Task directions. Spot every line with the word "Ingeniería" and return it.

## START Supplied information

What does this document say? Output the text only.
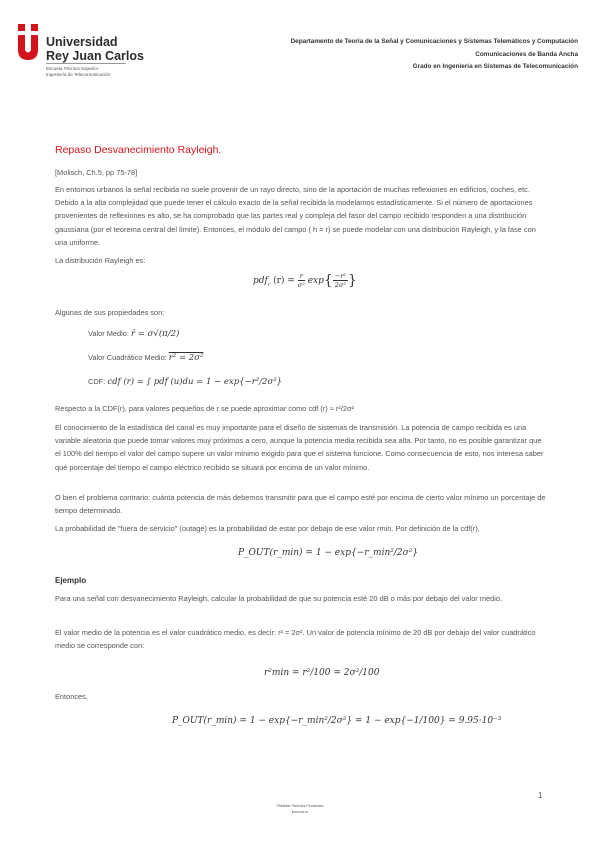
Universidad
Rey Juan Carlos
Escuela Técnica Superior
Ingeniería de Telecomunicación
Departamento de Teoría de la Señal y Comunicaciones y Sistemas Telemáticos y Computación
Comunicaciones de Banda Ancha
Grado en Ingeniería en Sistemas de Telecomunicación
Repaso Desvanecimiento Rayleigh.
[Molisch, Ch.5, pp 75-78]
En entornos urbanos la señal recibida no suele provenir de un rayo directo, sino de la aportación de muchas reflexiones en edificios, coches, etc. Debido a la alta complejidad que puede tener el cálculo exacto de la señal recibida la modelamos estadísticamente. Si el número de aportaciones provenientes de reflexiones es alto, se ha comprobado que las partes real y compleja del fasor del campo recibido responden a una distribución gaussiana (por el teorema central del límite). Entonces, el módulo del campo ( h = r) se puede modelar con una distribución Rayleigh, y la fase con una uniforme.
La distribución Rayleigh es:
pdf$_r$ $(r) = \frac{r}{\text{σ²}} \exp\{ \frac{\text{−r²}}{\text{2σ²}}$ }
Algunas de sus propiedades son:
Valor Medio: r̄ = σ√(π/2)
Valor Cuadrático Medio: r² = 2σ²
CDF: cdf (r) = ∫ pdf (u)du = 1 − exp{−r²/2σ²}
Respecto a la CDF(r), para valores pequeños de r se puede aproximar como cdf (r) ≈ r²/2σ²
El conocimiento de la estadística del canal es muy importante para el diseño de sistemas de transmisión. La potencia de campo recibida es una variable aleatoria que puede tomar valores muy próximos a cero, aunque la potencia media recibida sea alta. Por tanto, no es posible garantizar que el 100% del tiempo el valor del campo supere un valor mínimo exigido para que el sistema funcione. Como consecuencia de esto, nos interesa saber qué porcentaje del tiempo el campo eléctrico recibido se situará por encima de un valor mínimo.
O bien el problema contrario: cuánta potencia de más debemos transmitir para que el campo esté por encima de cierto valor mínimo un porcentaje de tiempo determinado.
La probabilidad de "fuera de servicio" (outage) es la probabilidad de estar por debajo de ese valor rmin. Por definición de la cdf(r),
P_OUT(r_min) = 1 − exp{−r_min²/2σ²}
Ejemplo
Para una señal con desvanecimiento Rayleigh, calcular la probabilidad de que su potencia esté 20 dB o más por debajo del valor medio.
El valor medio de la potencia es el valor cuadrático medio, es decir: r² = 2σ². Un valor de potencia mínimo de 20 dB por debajo del valor cuadrático medio se corresponde con:
r²min = r²/100 = 2σ²/100
Entonces,
P_OUT(r_min) = 1 − exp{−r_min²/2σ²} = 1 − exp{−1/100} = 9.95·10⁻³
1
©Matilde Sánchez Fernández
licencia cc
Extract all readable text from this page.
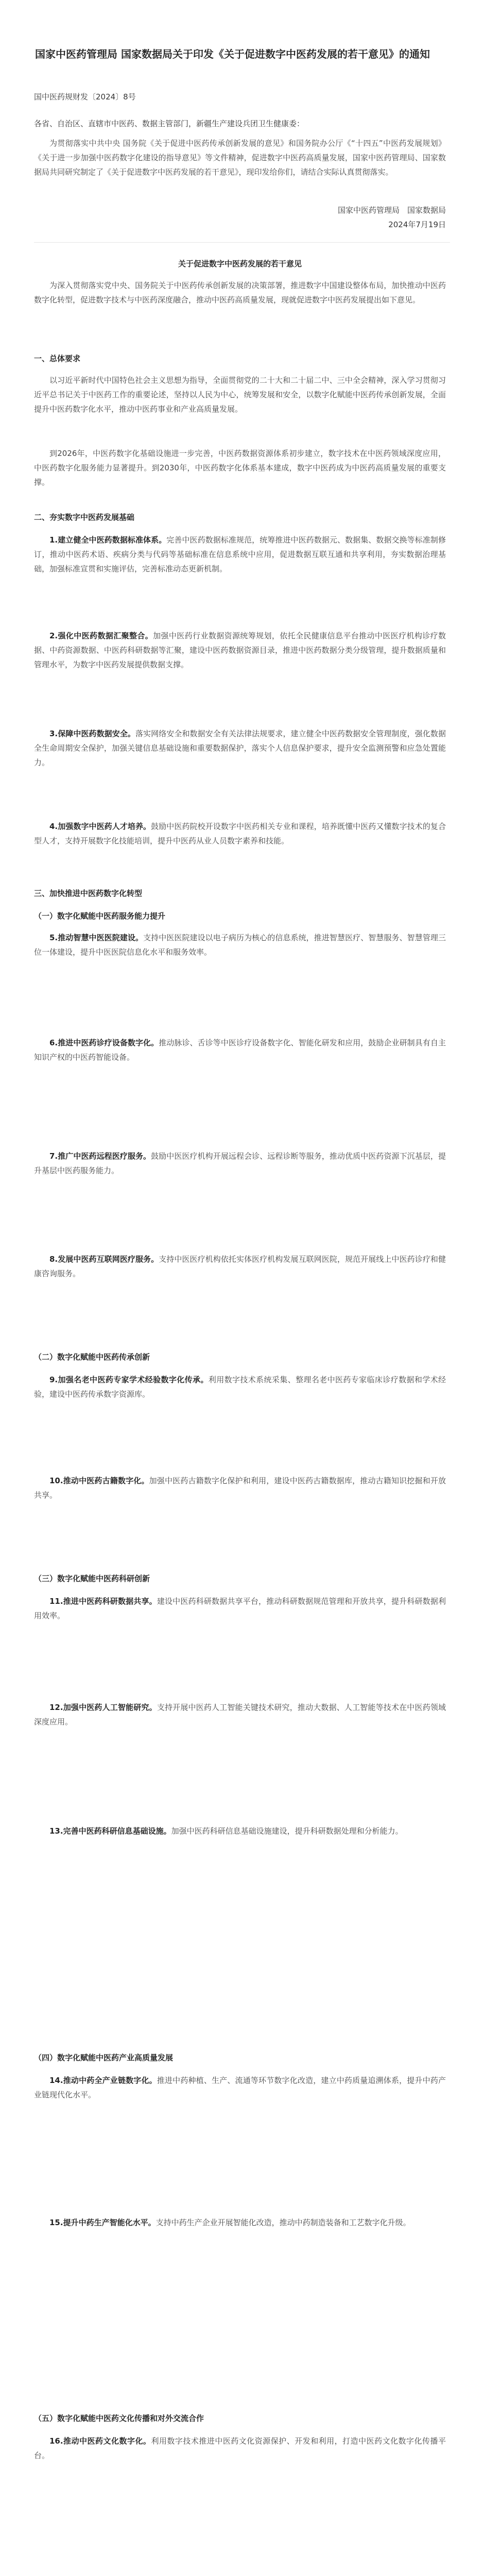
国家中医药管理局 国家数据局关于印发《关于促进数字中医药发展的若干意见》的通知
国中医药规财发〔2024〕8号
各省、自治区、直辖市中医药、数据主管部门，新疆生产建设兵团卫生健康委：
为贯彻落实中共中央 国务院《关于促进中医药传承创新发展的意见》和国务院办公厅《“十四五”中医药发展规划》《关于进一步加强中医药数字化建设的指导意见》等文件精神，促进数字中医药高质量发展，国家中医药管理局、国家数据局共同研究制定了《关于促进数字中医药发展的若干意见》，现印发给你们，请结合实际认真贯彻落实。
国家中医药管理局　国家数据局
2024年7月19日
关于促进数字中医药发展的若干意见
为深入贯彻落实党中央、国务院关于中医药传承创新发展的决策部署，推进数字中国建设整体布局，加快推动中医药数字化转型，促进数字技术与中医药深度融合，推动中医药高质量发展，现就促进数字中医药发展提出如下意见。
一、总体要求
以习近平新时代中国特色社会主义思想为指导，全面贯彻党的二十大和二十届二中、三中全会精神，深入学习贯彻习近平总书记关于中医药工作的重要论述，坚持以人民为中心，统筹发展和安全，以数字化赋能中医药传承创新发展，全面提升中医药数字化水平，推动中医药事业和产业高质量发展。
到2026年，中医药数字化基础设施进一步完善，中医药数据资源体系初步建立，数字技术在中医药领域深度应用，中医药数字化服务能力显著提升。到2030年，中医药数字化体系基本建成，数字中医药成为中医药高质量发展的重要支撑。
二、夯实数字中医药发展基础
1.建立健全中医药数据标准体系。完善中医药数据标准规范，统筹推进中医药数据元、数据集、数据交换等标准制修订，推动中医药术语、疾病分类与代码等基础标准在信息系统中应用，促进数据互联互通和共享利用，夯实数据治理基础，加强标准宣贯和实施评估，完善标准动态更新机制。
2.强化中医药数据汇聚整合。加强中医药行业数据资源统筹规划，依托全民健康信息平台推动中医医疗机构诊疗数据、中药资源数据、中医药科研数据等汇聚，建设中医药数据资源目录，推进中医药数据分类分级管理，提升数据质量和管理水平，为数字中医药发展提供数据支撑。
3.保障中医药数据安全。落实网络安全和数据安全有关法律法规要求，建立健全中医药数据安全管理制度，强化数据全生命周期安全保护，加强关键信息基础设施和重要数据保护，落实个人信息保护要求，提升安全监测预警和应急处置能力。
4.加强数字中医药人才培养。鼓励中医药院校开设数字中医药相关专业和课程，培养既懂中医药又懂数字技术的复合型人才，支持开展数字化技能培训，提升中医药从业人员数字素养和技能。
三、加快推进中医药数字化转型
（一）数字化赋能中医药服务能力提升
5.推动智慧中医医院建设。支持中医医院建设以电子病历为核心的信息系统，推进智慧医疗、智慧服务、智慧管理三位一体建设，提升中医医院信息化水平和服务效率。
6.推进中医药诊疗设备数字化。推动脉诊、舌诊等中医诊疗设备数字化、智能化研发和应用，鼓励企业研制具有自主知识产权的中医药智能设备。
7.推广中医药远程医疗服务。鼓励中医医疗机构开展远程会诊、远程诊断等服务，推动优质中医药资源下沉基层，提升基层中医药服务能力。
8.发展中医药互联网医疗服务。支持中医医疗机构依托实体医疗机构发展互联网医院，规范开展线上中医药诊疗和健康咨询服务。
（二）数字化赋能中医药传承创新
9.加强名老中医药专家学术经验数字化传承。利用数字技术系统采集、整理名老中医药专家临床诊疗数据和学术经验，建设中医药传承数字资源库。
10.推动中医药古籍数字化。加强中医药古籍数字化保护和利用，建设中医药古籍数据库，推动古籍知识挖掘和开放共享。
（三）数字化赋能中医药科研创新
11.推进中医药科研数据共享。建设中医药科研数据共享平台，推动科研数据规范管理和开放共享，提升科研数据利用效率。
12.加强中医药人工智能研究。支持开展中医药人工智能关键技术研究，推动大数据、人工智能等技术在中医药领域深度应用。
13.完善中医药科研信息基础设施。加强中医药科研信息基础设施建设，提升科研数据处理和分析能力。
（四）数字化赋能中医药产业高质量发展
14.推动中药全产业链数字化。推进中药种植、生产、流通等环节数字化改造，建立中药质量追溯体系，提升中药产业链现代化水平。
15.提升中药生产智能化水平。支持中药生产企业开展智能化改造，推动中药制造装备和工艺数字化升级。
（五）数字化赋能中医药文化传播和对外交流合作
16.推动中医药文化数字化。利用数字技术推进中医药文化资源保护、开发和利用，打造中医药文化数字化传播平台。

## END Supplied information

Task result.
Ingeniería de Telecomunicación
Grado en Ingeniería en Sistemas de Telecomunicación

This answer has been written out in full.